Collect every line that includes the string "plutôt".

#### [Recorded data]
━━━━━━━━

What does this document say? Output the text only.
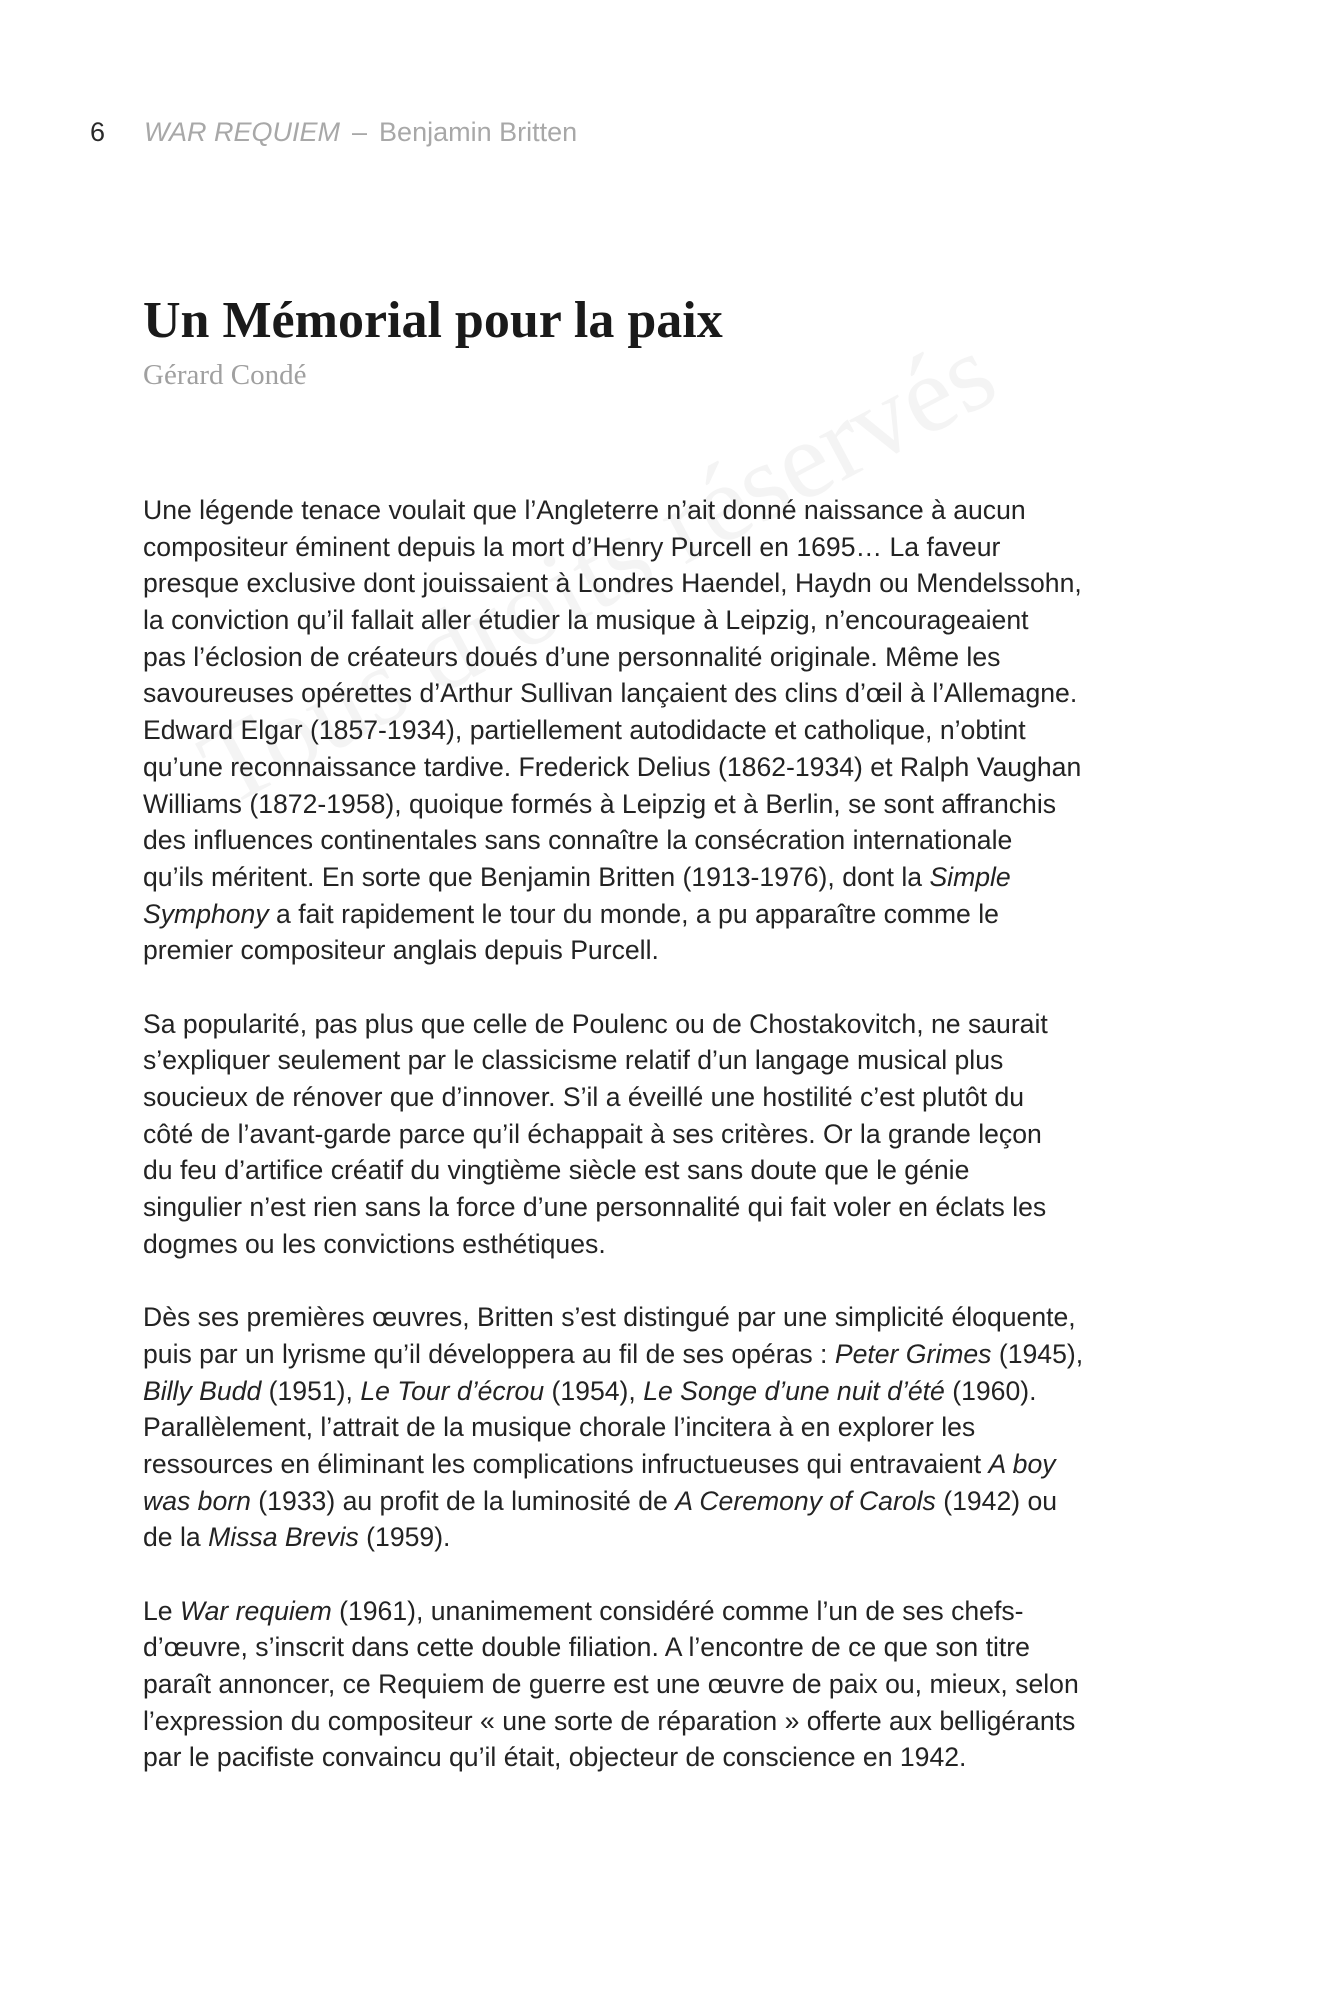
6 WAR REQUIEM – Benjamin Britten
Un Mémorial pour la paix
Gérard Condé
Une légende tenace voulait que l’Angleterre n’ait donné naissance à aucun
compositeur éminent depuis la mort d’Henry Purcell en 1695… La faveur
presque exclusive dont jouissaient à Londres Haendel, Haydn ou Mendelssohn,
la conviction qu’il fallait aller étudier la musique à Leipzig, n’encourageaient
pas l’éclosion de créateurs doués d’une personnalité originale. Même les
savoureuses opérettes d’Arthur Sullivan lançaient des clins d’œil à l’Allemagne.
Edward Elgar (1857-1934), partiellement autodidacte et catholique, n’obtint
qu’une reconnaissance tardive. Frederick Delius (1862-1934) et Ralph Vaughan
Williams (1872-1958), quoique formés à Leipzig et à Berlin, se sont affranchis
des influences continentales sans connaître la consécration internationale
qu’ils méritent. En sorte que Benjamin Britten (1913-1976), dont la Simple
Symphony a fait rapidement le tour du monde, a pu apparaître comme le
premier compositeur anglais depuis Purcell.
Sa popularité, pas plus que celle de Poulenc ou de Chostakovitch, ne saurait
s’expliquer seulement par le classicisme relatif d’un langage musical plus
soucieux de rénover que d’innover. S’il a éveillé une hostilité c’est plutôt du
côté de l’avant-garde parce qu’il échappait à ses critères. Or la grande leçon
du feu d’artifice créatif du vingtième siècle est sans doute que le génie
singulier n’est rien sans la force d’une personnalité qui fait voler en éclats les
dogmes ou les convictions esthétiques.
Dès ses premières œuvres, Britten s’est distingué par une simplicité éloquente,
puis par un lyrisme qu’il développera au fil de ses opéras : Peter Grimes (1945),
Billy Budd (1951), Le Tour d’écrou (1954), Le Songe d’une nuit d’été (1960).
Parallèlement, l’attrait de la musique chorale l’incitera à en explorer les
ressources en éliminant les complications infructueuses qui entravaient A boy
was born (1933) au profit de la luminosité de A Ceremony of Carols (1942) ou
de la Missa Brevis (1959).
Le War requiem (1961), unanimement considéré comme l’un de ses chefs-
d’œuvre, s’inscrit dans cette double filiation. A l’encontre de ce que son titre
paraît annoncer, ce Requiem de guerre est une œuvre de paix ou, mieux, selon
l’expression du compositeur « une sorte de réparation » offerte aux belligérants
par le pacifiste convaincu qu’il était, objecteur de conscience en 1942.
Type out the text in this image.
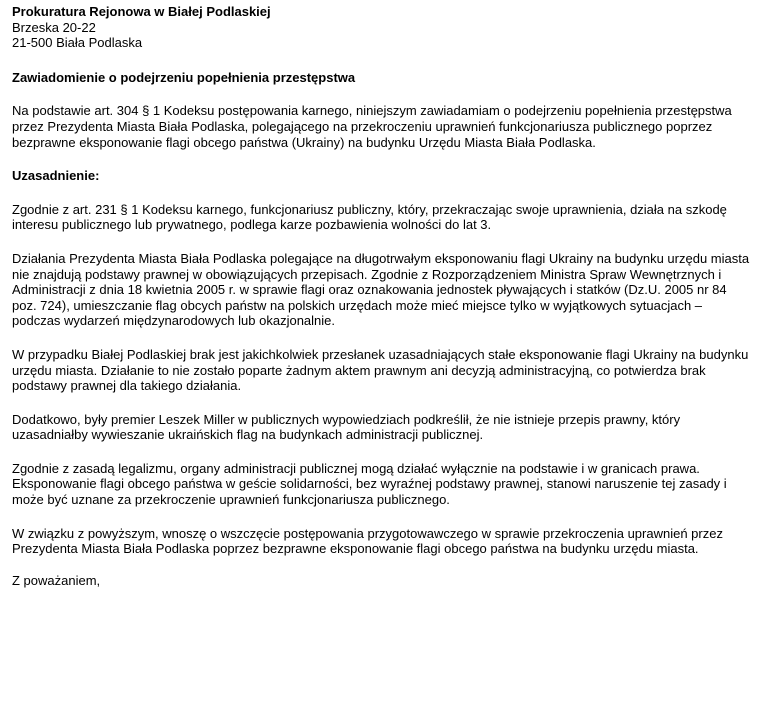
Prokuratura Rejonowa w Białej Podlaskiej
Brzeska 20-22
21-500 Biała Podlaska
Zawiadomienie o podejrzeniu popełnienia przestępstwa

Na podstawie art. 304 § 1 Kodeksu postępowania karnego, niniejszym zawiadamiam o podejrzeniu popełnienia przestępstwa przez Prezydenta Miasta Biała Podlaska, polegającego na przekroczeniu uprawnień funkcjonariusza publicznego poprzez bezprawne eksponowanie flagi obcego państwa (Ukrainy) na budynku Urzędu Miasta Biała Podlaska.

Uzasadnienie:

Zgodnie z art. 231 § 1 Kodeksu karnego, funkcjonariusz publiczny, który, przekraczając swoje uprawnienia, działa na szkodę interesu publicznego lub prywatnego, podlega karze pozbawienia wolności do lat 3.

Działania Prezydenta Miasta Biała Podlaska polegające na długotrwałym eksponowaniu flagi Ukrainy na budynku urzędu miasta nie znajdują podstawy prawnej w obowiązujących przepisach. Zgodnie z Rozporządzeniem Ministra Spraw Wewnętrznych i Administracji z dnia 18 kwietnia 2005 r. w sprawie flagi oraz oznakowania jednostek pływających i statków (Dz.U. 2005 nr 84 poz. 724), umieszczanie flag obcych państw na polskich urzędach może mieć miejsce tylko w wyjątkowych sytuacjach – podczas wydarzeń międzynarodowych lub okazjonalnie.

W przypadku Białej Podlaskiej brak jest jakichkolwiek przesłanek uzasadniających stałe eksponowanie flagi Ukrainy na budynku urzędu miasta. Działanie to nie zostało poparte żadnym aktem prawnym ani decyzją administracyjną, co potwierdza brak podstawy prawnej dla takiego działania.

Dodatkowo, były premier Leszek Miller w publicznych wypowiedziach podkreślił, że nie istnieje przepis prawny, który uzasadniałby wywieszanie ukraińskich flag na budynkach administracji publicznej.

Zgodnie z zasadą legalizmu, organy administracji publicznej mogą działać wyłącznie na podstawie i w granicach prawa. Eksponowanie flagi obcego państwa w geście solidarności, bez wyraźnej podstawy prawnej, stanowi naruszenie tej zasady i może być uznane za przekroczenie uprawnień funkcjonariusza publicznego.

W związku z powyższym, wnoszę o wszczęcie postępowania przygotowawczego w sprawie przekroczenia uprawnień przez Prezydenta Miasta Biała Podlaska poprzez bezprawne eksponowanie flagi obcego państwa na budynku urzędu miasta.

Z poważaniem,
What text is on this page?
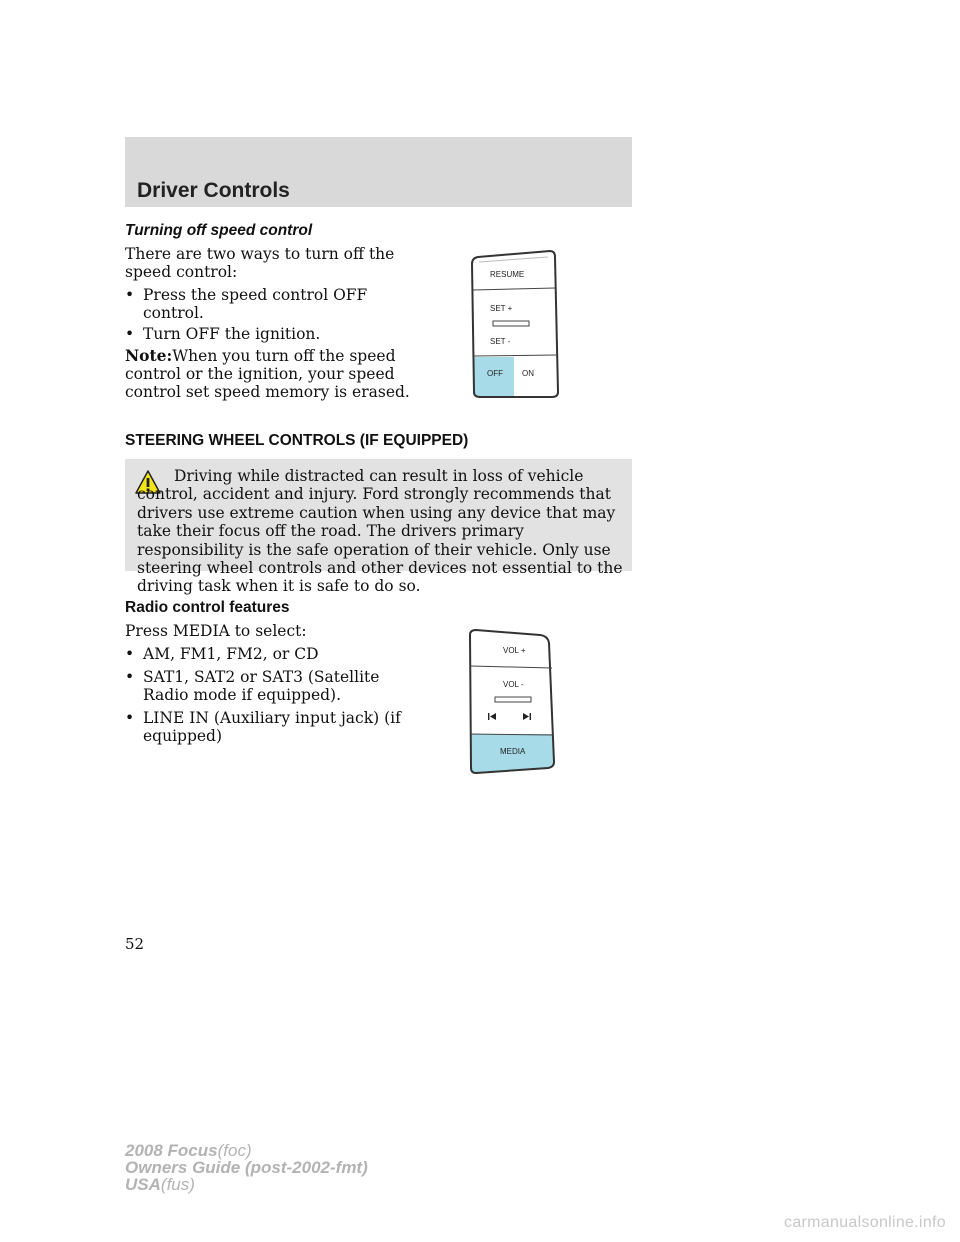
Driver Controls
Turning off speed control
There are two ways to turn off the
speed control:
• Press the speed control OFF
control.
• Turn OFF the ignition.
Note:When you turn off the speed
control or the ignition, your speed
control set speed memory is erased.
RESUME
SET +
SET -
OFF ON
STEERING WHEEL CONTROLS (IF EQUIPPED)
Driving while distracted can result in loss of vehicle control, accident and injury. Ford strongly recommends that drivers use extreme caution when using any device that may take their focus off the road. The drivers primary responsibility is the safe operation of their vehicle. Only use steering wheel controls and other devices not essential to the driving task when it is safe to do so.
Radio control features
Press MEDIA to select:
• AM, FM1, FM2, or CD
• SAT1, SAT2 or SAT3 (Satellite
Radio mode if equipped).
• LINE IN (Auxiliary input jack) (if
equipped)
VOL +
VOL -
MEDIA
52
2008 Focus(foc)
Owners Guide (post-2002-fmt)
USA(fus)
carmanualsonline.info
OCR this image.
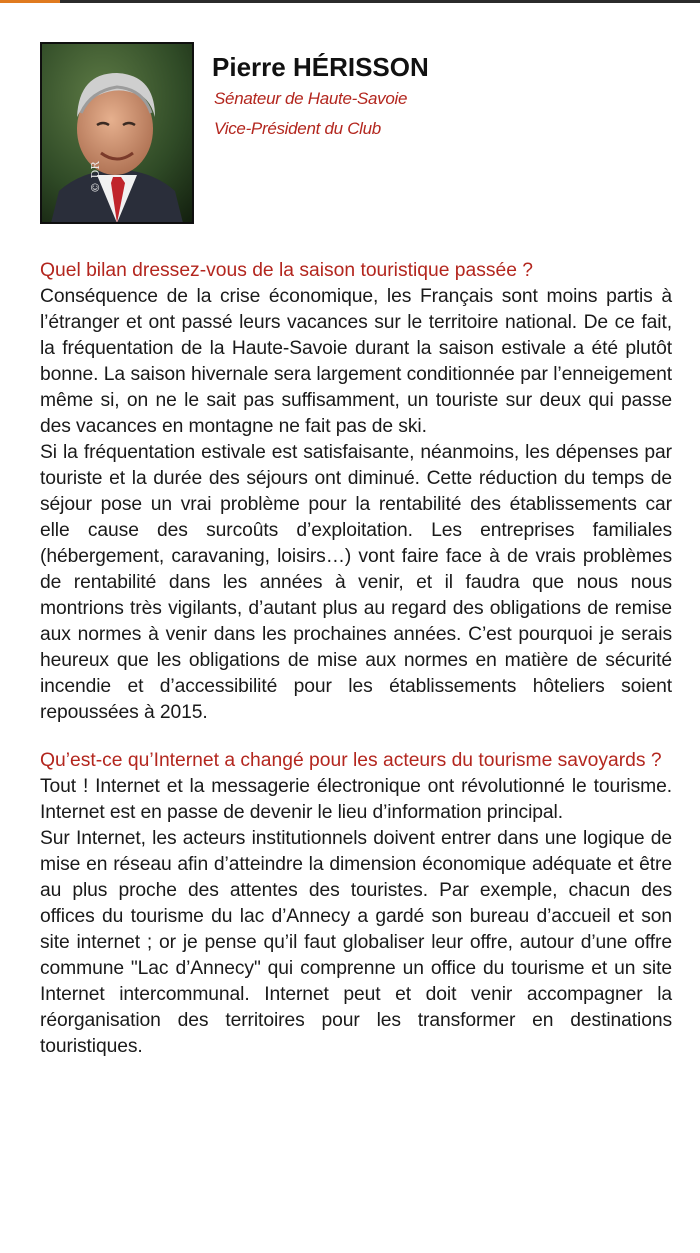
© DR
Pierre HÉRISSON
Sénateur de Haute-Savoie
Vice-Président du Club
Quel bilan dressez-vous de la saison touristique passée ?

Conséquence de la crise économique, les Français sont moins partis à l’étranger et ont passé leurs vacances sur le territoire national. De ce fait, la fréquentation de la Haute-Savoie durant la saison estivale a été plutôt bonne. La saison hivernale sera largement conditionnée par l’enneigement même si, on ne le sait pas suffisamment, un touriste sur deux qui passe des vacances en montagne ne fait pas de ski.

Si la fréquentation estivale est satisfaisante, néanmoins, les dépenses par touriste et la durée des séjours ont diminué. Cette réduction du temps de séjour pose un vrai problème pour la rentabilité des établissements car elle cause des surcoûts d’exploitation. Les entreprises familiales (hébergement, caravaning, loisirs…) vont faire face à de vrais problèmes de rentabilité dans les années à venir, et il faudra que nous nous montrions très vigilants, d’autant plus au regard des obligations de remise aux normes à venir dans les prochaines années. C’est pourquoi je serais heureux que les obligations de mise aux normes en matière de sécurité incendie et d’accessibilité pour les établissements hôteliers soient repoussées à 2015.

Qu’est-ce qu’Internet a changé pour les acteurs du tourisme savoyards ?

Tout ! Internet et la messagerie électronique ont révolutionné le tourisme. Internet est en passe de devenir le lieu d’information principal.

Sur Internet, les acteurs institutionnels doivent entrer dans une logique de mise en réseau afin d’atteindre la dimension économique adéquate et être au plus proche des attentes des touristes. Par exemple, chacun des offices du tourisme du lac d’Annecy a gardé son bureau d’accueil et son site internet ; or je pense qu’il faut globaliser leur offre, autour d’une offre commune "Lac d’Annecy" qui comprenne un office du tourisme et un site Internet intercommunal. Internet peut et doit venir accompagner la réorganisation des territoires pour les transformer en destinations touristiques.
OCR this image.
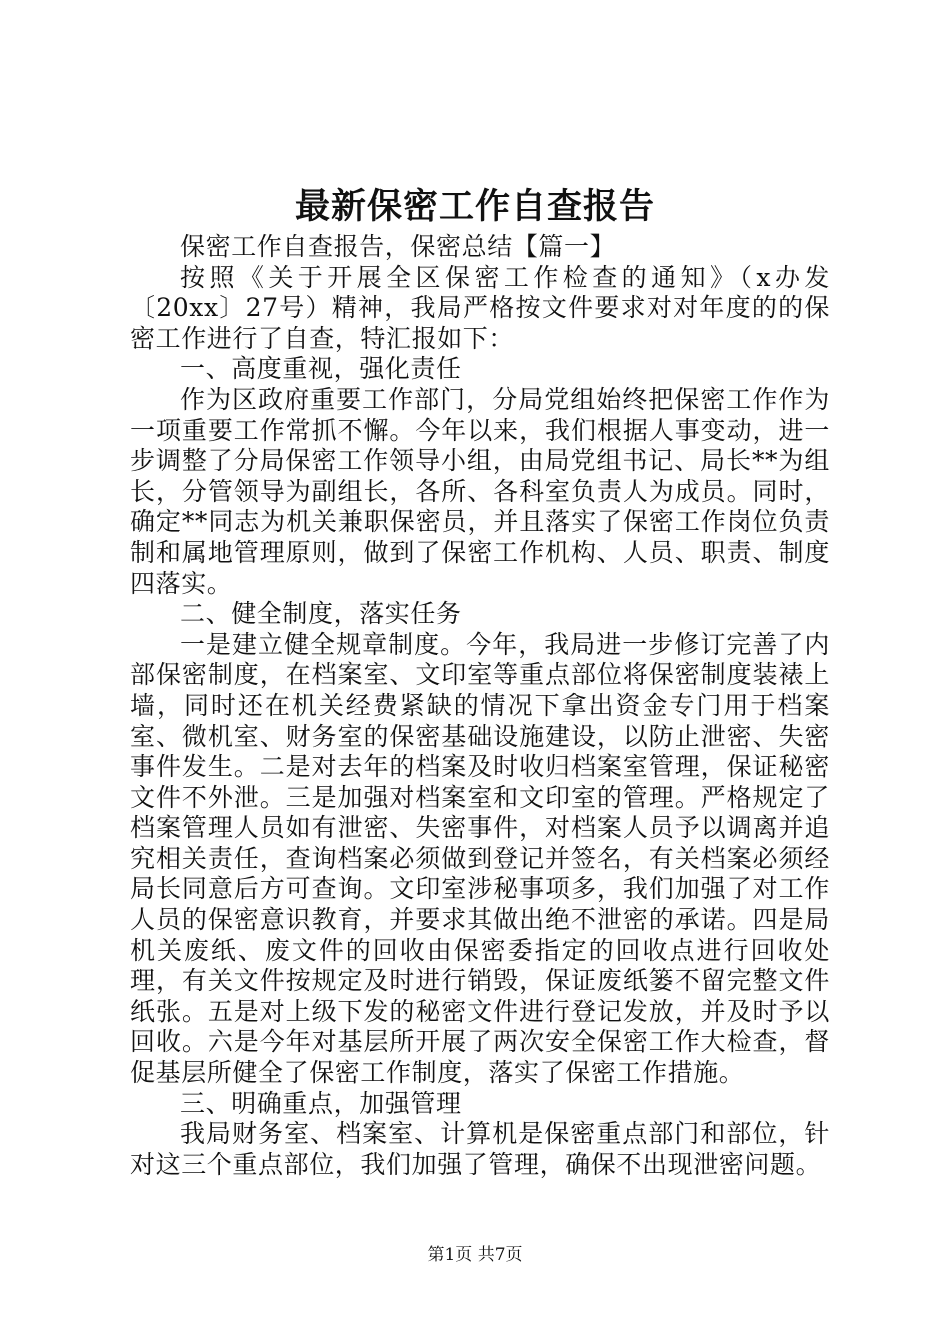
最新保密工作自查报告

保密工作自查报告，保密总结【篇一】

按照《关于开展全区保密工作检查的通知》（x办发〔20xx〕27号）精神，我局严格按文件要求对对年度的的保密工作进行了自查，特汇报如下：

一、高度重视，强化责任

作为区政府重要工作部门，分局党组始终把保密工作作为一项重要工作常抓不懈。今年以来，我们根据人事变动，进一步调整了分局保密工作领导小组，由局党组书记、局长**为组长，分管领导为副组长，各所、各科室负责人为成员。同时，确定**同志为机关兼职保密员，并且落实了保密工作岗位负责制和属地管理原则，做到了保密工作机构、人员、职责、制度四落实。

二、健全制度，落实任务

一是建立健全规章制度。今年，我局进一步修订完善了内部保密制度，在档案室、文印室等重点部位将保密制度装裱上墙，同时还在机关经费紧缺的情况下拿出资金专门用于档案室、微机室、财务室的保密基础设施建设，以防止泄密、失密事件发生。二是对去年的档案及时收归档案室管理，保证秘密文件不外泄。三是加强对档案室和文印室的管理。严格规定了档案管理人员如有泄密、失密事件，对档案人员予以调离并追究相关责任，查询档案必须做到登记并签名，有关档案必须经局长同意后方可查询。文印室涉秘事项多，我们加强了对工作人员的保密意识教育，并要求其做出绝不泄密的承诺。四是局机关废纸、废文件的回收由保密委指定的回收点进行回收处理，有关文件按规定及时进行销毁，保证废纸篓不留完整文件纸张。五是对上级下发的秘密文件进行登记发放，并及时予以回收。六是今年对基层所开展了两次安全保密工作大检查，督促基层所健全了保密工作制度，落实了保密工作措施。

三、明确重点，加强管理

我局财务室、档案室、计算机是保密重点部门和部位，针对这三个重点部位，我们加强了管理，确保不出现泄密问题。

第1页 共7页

━━━━━━━━

#### [Task output]
soucieux de rénover que d’innover. S’il a éveillé une hostilité c’est plutôt du
Conséquence de la crise économique, les Français sont moins partis à l’étranger et ont passé leurs vacances sur le territoire national. De ce fait, la fréquentation de la Haute-Savoie durant la saison estivale a été plutôt bonne. La saison hivernale sera largement conditionnée par l’enneigement même si, on ne le sait pas suffisamment, un touriste sur deux qui passe des vacances en montagne ne fait pas de ski.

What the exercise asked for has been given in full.